-- BEGIN --
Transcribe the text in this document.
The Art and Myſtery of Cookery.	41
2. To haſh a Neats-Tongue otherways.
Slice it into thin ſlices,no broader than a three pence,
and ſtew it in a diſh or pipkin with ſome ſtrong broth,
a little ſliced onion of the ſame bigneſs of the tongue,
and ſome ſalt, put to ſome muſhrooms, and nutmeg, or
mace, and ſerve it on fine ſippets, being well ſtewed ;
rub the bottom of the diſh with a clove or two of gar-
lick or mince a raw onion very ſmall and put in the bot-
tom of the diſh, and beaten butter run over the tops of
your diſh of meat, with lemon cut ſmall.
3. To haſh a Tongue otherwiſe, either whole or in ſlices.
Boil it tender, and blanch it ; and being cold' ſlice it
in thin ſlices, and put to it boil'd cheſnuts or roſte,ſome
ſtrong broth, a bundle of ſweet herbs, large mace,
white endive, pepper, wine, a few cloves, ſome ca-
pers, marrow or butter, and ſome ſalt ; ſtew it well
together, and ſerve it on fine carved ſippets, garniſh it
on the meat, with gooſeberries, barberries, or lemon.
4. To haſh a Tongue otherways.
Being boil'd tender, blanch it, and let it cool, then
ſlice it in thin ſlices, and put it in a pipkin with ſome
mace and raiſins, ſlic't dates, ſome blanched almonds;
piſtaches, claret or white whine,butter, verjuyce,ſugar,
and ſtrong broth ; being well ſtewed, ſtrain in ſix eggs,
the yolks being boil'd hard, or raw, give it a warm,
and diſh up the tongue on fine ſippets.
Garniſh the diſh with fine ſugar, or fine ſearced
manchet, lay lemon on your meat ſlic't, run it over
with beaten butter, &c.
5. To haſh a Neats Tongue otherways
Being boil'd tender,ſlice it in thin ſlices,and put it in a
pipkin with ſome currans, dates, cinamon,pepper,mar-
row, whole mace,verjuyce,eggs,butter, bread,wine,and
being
-- END --
• **SET TASK**
Pick out the lines containing the string "mace" and show them.

• **EXERCISE RESPONSE**
mace, and ſerve it on fine ſippets, being well ſtewed ;
ſtrong broth, a bundle of ſweet herbs, large mace,
mace and raiſins, ſlic't dates, ſome blanched almonds;
row, whole mace,verjuyce,eggs,butter, bread,wine,and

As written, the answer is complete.